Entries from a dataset

___

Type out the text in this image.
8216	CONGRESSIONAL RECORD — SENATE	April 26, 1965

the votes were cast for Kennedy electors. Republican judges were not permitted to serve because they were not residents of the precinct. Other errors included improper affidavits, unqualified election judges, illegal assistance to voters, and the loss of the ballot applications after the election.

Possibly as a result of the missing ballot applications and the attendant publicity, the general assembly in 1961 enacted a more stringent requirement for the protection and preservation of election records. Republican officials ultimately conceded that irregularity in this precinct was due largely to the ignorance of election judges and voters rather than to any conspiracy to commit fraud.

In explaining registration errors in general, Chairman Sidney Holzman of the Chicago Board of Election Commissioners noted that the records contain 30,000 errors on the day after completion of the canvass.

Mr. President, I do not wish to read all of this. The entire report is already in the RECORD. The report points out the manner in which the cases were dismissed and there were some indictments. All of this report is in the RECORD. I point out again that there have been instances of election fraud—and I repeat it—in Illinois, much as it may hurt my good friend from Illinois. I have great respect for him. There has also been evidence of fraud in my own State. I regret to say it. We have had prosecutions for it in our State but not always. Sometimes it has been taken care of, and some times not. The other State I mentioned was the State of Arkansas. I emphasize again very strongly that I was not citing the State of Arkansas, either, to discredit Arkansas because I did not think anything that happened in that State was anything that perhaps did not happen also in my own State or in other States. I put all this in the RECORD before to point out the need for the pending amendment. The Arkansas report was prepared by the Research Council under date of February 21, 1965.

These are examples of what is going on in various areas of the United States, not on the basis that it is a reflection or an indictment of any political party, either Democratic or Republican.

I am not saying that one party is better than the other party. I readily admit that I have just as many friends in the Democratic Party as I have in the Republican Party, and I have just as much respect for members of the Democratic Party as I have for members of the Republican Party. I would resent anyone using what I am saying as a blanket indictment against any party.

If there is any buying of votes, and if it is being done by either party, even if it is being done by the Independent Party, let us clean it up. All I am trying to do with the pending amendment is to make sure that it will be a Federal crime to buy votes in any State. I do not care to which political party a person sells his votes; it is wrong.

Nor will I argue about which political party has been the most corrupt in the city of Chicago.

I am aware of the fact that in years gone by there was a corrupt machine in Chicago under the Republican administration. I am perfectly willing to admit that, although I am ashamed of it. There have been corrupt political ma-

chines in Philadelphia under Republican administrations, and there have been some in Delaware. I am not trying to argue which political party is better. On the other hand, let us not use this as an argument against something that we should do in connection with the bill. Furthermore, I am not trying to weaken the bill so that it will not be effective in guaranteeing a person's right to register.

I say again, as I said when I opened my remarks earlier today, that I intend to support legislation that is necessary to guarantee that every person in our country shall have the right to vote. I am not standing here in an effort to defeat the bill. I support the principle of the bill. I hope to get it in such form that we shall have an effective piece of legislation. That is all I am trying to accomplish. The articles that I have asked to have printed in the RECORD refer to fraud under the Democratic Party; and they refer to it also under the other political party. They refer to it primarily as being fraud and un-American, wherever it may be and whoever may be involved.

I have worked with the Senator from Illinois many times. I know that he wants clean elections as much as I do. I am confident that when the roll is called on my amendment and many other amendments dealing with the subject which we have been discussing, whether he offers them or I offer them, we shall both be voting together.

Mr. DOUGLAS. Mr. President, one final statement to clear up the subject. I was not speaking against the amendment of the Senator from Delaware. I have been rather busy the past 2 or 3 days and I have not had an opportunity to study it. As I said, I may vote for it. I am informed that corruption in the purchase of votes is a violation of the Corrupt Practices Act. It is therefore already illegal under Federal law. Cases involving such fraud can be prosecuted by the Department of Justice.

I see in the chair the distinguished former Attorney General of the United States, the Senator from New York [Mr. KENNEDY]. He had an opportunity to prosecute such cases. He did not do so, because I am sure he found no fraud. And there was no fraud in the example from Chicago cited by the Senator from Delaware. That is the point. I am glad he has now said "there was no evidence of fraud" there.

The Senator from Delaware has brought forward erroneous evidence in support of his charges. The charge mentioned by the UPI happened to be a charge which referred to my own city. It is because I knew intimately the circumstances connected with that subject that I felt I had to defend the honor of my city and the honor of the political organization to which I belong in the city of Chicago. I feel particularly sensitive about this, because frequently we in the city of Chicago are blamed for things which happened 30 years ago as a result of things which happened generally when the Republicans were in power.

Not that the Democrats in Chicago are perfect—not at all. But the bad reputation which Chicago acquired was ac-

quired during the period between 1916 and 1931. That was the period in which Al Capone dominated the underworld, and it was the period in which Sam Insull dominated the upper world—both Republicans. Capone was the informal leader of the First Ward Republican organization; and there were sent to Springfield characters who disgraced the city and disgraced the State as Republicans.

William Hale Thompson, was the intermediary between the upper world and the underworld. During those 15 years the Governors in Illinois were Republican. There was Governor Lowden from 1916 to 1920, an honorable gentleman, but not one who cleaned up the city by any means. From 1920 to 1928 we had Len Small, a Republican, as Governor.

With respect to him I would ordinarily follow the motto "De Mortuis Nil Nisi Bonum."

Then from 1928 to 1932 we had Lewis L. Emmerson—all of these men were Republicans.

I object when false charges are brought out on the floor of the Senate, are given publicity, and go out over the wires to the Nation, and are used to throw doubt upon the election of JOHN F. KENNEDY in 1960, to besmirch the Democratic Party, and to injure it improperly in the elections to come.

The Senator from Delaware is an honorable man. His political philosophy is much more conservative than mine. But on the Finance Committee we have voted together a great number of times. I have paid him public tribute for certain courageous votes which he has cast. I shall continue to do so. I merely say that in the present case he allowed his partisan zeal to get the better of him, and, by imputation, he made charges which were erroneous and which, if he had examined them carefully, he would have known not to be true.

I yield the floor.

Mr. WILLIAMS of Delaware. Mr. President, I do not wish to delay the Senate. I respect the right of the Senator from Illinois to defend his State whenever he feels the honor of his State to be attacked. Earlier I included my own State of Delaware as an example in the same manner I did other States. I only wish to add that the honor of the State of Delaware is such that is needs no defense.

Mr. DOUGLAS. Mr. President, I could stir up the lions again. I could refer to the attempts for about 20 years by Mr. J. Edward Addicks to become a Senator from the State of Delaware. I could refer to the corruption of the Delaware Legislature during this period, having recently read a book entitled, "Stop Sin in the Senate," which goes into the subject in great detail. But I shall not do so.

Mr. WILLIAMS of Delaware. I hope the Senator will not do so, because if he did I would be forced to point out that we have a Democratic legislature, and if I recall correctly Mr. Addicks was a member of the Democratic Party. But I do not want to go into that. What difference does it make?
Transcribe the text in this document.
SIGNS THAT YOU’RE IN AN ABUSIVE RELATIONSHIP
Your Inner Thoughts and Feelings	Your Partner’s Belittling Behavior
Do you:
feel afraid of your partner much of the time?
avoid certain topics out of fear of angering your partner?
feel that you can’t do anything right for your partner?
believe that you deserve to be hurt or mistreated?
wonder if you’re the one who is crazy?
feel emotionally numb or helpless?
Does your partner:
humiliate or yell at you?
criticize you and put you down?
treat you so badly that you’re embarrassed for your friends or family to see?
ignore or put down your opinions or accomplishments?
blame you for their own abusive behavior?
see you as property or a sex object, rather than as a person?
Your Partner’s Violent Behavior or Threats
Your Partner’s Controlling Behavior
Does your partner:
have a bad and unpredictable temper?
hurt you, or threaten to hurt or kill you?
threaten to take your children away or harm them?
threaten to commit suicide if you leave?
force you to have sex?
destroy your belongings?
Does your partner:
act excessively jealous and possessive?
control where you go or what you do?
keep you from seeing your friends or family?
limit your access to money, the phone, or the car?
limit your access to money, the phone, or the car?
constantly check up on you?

___

▸ **Brief**
Reproduce the entries above in full by retyping them exactly.

▸ **Exercise result**
Type out the text in this image.
8216	CONGRESSIONAL RECORD — SENATE	April 26, 1965

the votes were cast for Kennedy electors. Republican judges were not permitted to serve because they were not residents of the precinct. Other errors included improper affidavits, unqualified election judges, illegal assistance to voters, and the loss of the ballot applications after the election.

Possibly as a result of the missing ballot applications and the attendant publicity, the general assembly in 1961 enacted a more stringent requirement for the protection and preservation of election records. Republican officials ultimately conceded that irregularity in this precinct was due largely to the ignorance of election judges and voters rather than to any conspiracy to commit fraud.

In explaining registration errors in general, Chairman Sidney Holzman of the Chicago Board of Election Commissioners noted that the records contain 30,000 errors on the day after completion of the canvass.

Mr. President, I do not wish to read all of this. The entire report is already in the RECORD. The report points out the manner in which the cases were dismissed and there were some indictments. All of this report is in the RECORD. I point out again that there have been instances of election fraud—and I repeat it—in Illinois, much as it may hurt my good friend from Illinois. I have great respect for him. There has also been evidence of fraud in my own State. I regret to say it. We have had prosecutions for it in our State but not always. Sometimes it has been taken care of, and some times not. The other State I mentioned was the State of Arkansas. I emphasize again very strongly that I was not citing the State of Arkansas, either, to discredit Arkansas because I did not think anything that happened in that State was anything that perhaps did not happen also in my own State or in other States. I put all this in the RECORD before to point out the need for the pending amendment. The Arkansas report was prepared by the Research Council under date of February 21, 1965.

These are examples of what is going on in various areas of the United States, not on the basis that it is a reflection or an indictment of any political party, either Democratic or Republican.

I am not saying that one party is better than the other party. I readily admit that I have just as many friends in the Democratic Party as I have in the Republican Party, and I have just as much respect for members of the Democratic Party as I have for members of the Republican Party. I would resent anyone using what I am saying as a blanket indictment against any party.

If there is any buying of votes, and if it is being done by either party, even if it is being done by the Independent Party, let us clean it up. All I am trying to do with the pending amendment is to make sure that it will be a Federal crime to buy votes in any State. I do not care to which political party a person sells his votes; it is wrong.

Nor will I argue about which political party has been the most corrupt in the city of Chicago.

I am aware of the fact that in years gone by there was a corrupt machine in Chicago under the Republican administration. I am perfectly willing to admit that, although I am ashamed of it. There have been corrupt political ma-

chines in Philadelphia under Republican administrations, and there have been some in Delaware. I am not trying to argue which political party is better. On the other hand, let us not use this as an argument against something that we should do in connection with the bill. Furthermore, I am not trying to weaken the bill so that it will not be effective in guaranteeing a person's right to register.

I say again, as I said when I opened my remarks earlier today, that I intend to support legislation that is necessary to guarantee that every person in our country shall have the right to vote. I am not standing here in an effort to defeat the bill. I support the principle of the bill. I hope to get it in such form that we shall have an effective piece of legislation. That is all I am trying to accomplish. The articles that I have asked to have printed in the RECORD refer to fraud under the Democratic Party; and they refer to it also under the other political party. They refer to it primarily as being fraud and un-American, wherever it may be and whoever may be involved.

I have worked with the Senator from Illinois many times. I know that he wants clean elections as much as I do. I am confident that when the roll is called on my amendment and many other amendments dealing with the subject which we have been discussing, whether he offers them or I offer them, we shall both be voting together.

Mr. DOUGLAS. Mr. President, one final statement to clear up the subject. I was not speaking against the amendment of the Senator from Delaware. I have been rather busy the past 2 or 3 days and I have not had an opportunity to study it. As I said, I may vote for it. I am informed that corruption in the purchase of votes is a violation of the Corrupt Practices Act. It is therefore already illegal under Federal law. Cases involving such fraud can be prosecuted by the Department of Justice.

I see in the chair the distinguished former Attorney General of the United States, the Senator from New York [Mr. KENNEDY]. He had an opportunity to prosecute such cases. He did not do so, because I am sure he found no fraud. And there was no fraud in the example from Chicago cited by the Senator from Delaware. That is the point. I am glad he has now said "there was no evidence of fraud" there.

The Senator from Delaware has brought forward erroneous evidence in support of his charges. The charge mentioned by the UPI happened to be a charge which referred to my own city. It is because I knew intimately the circumstances connected with that subject that I felt I had to defend the honor of my city and the honor of the political organization to which I belong in the city of Chicago. I feel particularly sensitive about this, because frequently we in the city of Chicago are blamed for things which happened 30 years ago as a result of things which happened generally when the Republicans were in power.

Not that the Democrats in Chicago are perfect—not at all. But the bad reputation which Chicago acquired was ac-

quired during the period between 1916 and 1931. That was the period in which Al Capone dominated the underworld, and it was the period in which Sam Insull dominated the upper world—both Republicans. Capone was the informal leader of the First Ward Republican organization; and there were sent to Springfield characters who disgraced the city and disgraced the State as Republicans.

William Hale Thompson, was the intermediary between the upper world and the underworld. During those 15 years the Governors in Illinois were Republican. There was Governor Lowden from 1916 to 1920, an honorable gentleman, but not one who cleaned up the city by any means. From 1920 to 1928 we had Len Small, a Republican, as Governor.

With respect to him I would ordinarily follow the motto "De Mortuis Nil Nisi Bonum."

Then from 1928 to 1932 we had Lewis L. Emmerson—all of these men were Republicans.

I object when false charges are brought out on the floor of the Senate, are given publicity, and go out over the wires to the Nation, and are used to throw doubt upon the election of JOHN F. KENNEDY in 1960, to besmirch the Democratic Party, and to injure it improperly in the elections to come.

The Senator from Delaware is an honorable man. His political philosophy is much more conservative than mine. But on the Finance Committee we have voted together a great number of times. I have paid him public tribute for certain courageous votes which he has cast. I shall continue to do so. I merely say that in the present case he allowed his partisan zeal to get the better of him, and, by imputation, he made charges which were erroneous and which, if he had examined them carefully, he would have known not to be true.

I yield the floor.

Mr. WILLIAMS of Delaware. Mr. President, I do not wish to delay the Senate. I respect the right of the Senator from Illinois to defend his State whenever he feels the honor of his State to be attacked. Earlier I included my own State of Delaware as an example in the same manner I did other States. I only wish to add that the honor of the State of Delaware is such that is needs no defense.

Mr. DOUGLAS. Mr. President, I could stir up the lions again. I could refer to the attempts for about 20 years by Mr. J. Edward Addicks to become a Senator from the State of Delaware. I could refer to the corruption of the Delaware Legislature during this period, having recently read a book entitled, "Stop Sin in the Senate," which goes into the subject in great detail. But I shall not do so.

Mr. WILLIAMS of Delaware. I hope the Senator will not do so, because if he did I would be forced to point out that we have a Democratic legislature, and if I recall correctly Mr. Addicks was a member of the Democratic Party. But I do not want to go into that. What difference does it make?
Transcribe the text in this document.
SIGNS THAT YOU’RE IN AN ABUSIVE RELATIONSHIP
Your Inner Thoughts and Feelings	Your Partner’s Belittling Behavior
Do you:
feel afraid of your partner much of the time?
avoid certain topics out of fear of angering your partner?
feel that you can’t do anything right for your partner?
believe that you deserve to be hurt or mistreated?
wonder if you’re the one who is crazy?
feel emotionally numb or helpless?
Does your partner:
humiliate or yell at you?
criticize you and put you down?
treat you so badly that you’re embarrassed for your friends or family to see?
ignore or put down your opinions or accomplishments?
blame you for their own abusive behavior?
see you as property or a sex object, rather than as a person?
Your Partner’s Violent Behavior or Threats
Your Partner’s Controlling Behavior
Does your partner:
have a bad and unpredictable temper?
hurt you, or threaten to hurt or kill you?
threaten to take your children away or harm them?
threaten to commit suicide if you leave?
force you to have sex?
destroy your belongings?
Does your partner:
act excessively jealous and possessive?
control where you go or what you do?
keep you from seeing your friends or family?
limit your access to money, the phone, or the car?
limit your access to money, the phone, or the car?
constantly check up on you?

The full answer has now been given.